Each entry that follows must be output without any deviation.

MATERIAL PROVIDED -
>> BEGIN

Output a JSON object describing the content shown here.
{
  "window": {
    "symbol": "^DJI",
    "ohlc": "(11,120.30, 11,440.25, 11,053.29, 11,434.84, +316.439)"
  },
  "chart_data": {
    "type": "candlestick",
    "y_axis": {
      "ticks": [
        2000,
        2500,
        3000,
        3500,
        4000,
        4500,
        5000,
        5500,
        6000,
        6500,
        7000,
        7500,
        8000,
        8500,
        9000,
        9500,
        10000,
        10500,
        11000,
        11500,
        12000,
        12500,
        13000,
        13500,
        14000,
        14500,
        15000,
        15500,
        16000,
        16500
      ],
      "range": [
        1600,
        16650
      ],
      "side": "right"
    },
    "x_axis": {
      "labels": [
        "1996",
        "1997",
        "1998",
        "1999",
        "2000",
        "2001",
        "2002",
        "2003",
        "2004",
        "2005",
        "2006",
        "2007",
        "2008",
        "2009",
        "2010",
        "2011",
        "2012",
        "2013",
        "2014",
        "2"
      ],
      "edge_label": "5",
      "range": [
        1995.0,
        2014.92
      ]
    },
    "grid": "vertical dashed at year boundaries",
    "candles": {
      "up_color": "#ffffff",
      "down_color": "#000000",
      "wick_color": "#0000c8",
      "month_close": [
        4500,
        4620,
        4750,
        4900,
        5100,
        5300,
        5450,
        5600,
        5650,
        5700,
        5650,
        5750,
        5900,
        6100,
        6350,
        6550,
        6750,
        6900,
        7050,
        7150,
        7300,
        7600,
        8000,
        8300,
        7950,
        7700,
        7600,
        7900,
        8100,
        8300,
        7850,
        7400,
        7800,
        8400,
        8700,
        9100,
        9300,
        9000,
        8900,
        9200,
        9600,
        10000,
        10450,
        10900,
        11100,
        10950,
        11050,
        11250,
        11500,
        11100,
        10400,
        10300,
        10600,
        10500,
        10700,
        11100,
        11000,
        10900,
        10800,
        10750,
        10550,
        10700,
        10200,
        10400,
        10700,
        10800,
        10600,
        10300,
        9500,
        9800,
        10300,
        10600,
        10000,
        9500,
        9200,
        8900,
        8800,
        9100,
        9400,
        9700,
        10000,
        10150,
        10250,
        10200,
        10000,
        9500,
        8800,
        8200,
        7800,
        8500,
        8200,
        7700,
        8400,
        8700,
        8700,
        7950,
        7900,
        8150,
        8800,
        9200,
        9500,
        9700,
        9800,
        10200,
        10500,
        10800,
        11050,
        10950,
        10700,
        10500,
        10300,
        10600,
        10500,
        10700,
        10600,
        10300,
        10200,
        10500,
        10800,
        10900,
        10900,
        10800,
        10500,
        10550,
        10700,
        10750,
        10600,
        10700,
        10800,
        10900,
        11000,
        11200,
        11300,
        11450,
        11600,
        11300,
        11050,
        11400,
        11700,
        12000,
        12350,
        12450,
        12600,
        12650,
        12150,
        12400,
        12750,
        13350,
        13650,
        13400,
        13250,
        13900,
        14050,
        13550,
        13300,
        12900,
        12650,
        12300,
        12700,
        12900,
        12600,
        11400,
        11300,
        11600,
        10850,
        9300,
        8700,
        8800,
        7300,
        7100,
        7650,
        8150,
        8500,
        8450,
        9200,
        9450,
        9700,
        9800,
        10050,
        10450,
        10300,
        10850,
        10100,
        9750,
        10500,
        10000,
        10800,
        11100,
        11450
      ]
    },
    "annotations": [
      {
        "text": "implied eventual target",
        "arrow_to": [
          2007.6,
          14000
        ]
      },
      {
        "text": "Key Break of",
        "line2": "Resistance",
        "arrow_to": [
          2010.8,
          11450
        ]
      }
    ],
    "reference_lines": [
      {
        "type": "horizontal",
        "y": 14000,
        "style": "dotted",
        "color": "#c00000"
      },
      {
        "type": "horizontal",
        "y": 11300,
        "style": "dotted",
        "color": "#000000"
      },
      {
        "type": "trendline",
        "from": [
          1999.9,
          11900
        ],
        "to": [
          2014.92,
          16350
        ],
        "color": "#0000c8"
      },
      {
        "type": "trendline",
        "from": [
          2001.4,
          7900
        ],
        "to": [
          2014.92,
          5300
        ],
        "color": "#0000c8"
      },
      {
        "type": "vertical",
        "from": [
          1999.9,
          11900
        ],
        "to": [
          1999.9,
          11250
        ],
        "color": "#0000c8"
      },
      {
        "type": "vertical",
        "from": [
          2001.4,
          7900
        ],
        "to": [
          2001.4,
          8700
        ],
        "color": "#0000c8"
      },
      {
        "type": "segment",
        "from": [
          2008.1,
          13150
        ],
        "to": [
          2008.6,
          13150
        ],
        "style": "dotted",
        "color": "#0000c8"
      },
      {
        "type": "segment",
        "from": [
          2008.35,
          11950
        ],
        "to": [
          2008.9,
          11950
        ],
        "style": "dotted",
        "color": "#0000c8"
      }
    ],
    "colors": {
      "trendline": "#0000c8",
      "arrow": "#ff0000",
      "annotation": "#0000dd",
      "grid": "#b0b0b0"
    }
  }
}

>> END

REPLY -
Output a JSON object describing the content shown here.
{
  "window": {
    "symbol": "^DJI",
    "ohlc": "(11,120.30, 11,440.25, 11,053.29, 11,434.84, +316.439)"
  },
  "chart_data": {
    "type": "candlestick",
    "y_axis": {
      "ticks": [
        2000,
        2500,
        3000,
        3500,
        4000,
        4500,
        5000,
        5500,
        6000,
        6500,
        7000,
        7500,
        8000,
        8500,
        9000,
        9500,
        10000,
        10500,
        11000,
        11500,
        12000,
        12500,
        13000,
        13500,
        14000,
        14500,
        15000,
        15500,
        16000,
        16500
      ],
      "range": [
        1600,
        16650
      ],
      "side": "right"
    },
    "x_axis": {
      "labels": [
        "1996",
        "1997",
        "1998",
        "1999",
        "2000",
        "2001",
        "2002",
        "2003",
        "2004",
        "2005",
        "2006",
        "2007",
        "2008",
        "2009",
        "2010",
        "2011",
        "2012",
        "2013",
        "2014",
        "2"
      ],
      "edge_label": "5",
      "range": [
        1995.0,
        2014.92
      ]
    },
    "grid": "vertical dashed at year boundaries",
    "candles": {
      "up_color": "#ffffff",
      "down_color": "#000000",
      "wick_color": "#0000c8",
      "month_close": [
        4500,
        4620,
        4750,
        4900,
        5100,
        5300,
        5450,
        5600,
        5650,
        5700,
        5650,
        5750,
        5900,
        6100,
        6350,
        6550,
        6750,
        6900,
        7050,
        7150,
        7300,
        7600,
        8000,
        8300,
        7950,
        7700,
        7600,
        7900,
        8100,
        8300,
        7850,
        7400,
        7800,
        8400,
        8700,
        9100,
        9300,
        9000,
        8900,
        9200,
        9600,
        10000,
        10450,
        10900,
        11100,
        10950,
        11050,
        11250,
        11500,
        11100,
        10400,
        10300,
        10600,
        10500,
        10700,
        11100,
        11000,
        10900,
        10800,
        10750,
        10550,
        10700,
        10200,
        10400,
        10700,
        10800,
        10600,
        10300,
        9500,
        9800,
        10300,
        10600,
        10000,
        9500,
        9200,
        8900,
        8800,
        9100,
        9400,
        9700,
        10000,
        10150,
        10250,
        10200,
        10000,
        9500,
        8800,
        8200,
        7800,
        8500,
        8200,
        7700,
        8400,
        8700,
        8700,
        7950,
        7900,
        8150,
        8800,
        9200,
        9500,
        9700,
        9800,
        10200,
        10500,
        10800,
        11050,
        10950,
        10700,
        10500,
        10300,
        10600,
        10500,
        10700,
        10600,
        10300,
        10200,
        10500,
        10800,
        10900,
        10900,
        10800,
        10500,
        10550,
        10700,
        10750,
        10600,
        10700,
        10800,
        10900,
        11000,
        11200,
        11300,
        11450,
        11600,
        11300,
        11050,
        11400,
        11700,
        12000,
        12350,
        12450,
        12600,
        12650,
        12150,
        12400,
        12750,
        13350,
        13650,
        13400,
        13250,
        13900,
        14050,
        13550,
        13300,
        12900,
        12650,
        12300,
        12700,
        12900,
        12600,
        11400,
        11300,
        11600,
        10850,
        9300,
        8700,
        8800,
        7300,
        7100,
        7650,
        8150,
        8500,
        8450,
        9200,
        9450,
        9700,
        9800,
        10050,
        10450,
        10300,
        10850,
        10100,
        9750,
        10500,
        10000,
        10800,
        11100,
        11450
      ]
    },
    "annotations": [
      {
        "text": "implied eventual target",
        "arrow_to": [
          2007.6,
          14000
        ]
      },
      {
        "text": "Key Break of",
        "line2": "Resistance",
        "arrow_to": [
          2010.8,
          11450
        ]
      }
    ],
    "reference_lines": [
      {
        "type": "horizontal",
        "y": 14000,
        "style": "dotted",
        "color": "#c00000"
      },
      {
        "type": "horizontal",
        "y": 11300,
        "style": "dotted",
        "color": "#000000"
      },
      {
        "type": "trendline",
        "from": [
          1999.9,
          11900
        ],
        "to": [
          2014.92,
          16350
        ],
        "color": "#0000c8"
      },
      {
        "type": "trendline",
        "from": [
          2001.4,
          7900
        ],
        "to": [
          2014.92,
          5300
        ],
        "color": "#0000c8"
      },
      {
        "type": "vertical",
        "from": [
          1999.9,
          11900
        ],
        "to": [
          1999.9,
          11250
        ],
        "color": "#0000c8"
      },
      {
        "type": "vertical",
        "from": [
          2001.4,
          7900
        ],
        "to": [
          2001.4,
          8700
        ],
        "color": "#0000c8"
      },
      {
        "type": "segment",
        "from": [
          2008.1,
          13150
        ],
        "to": [
          2008.6,
          13150
        ],
        "style": "dotted",
        "color": "#0000c8"
      },
      {
        "type": "segment",
        "from": [
          2008.35,
          11950
        ],
        "to": [
          2008.9,
          11950
        ],
        "style": "dotted",
        "color": "#0000c8"
      }
    ],
    "colors": {
      "trendline": "#0000c8",
      "arrow": "#ff0000",
      "annotation": "#0000dd",
      "grid": "#b0b0b0"
    }
  }
}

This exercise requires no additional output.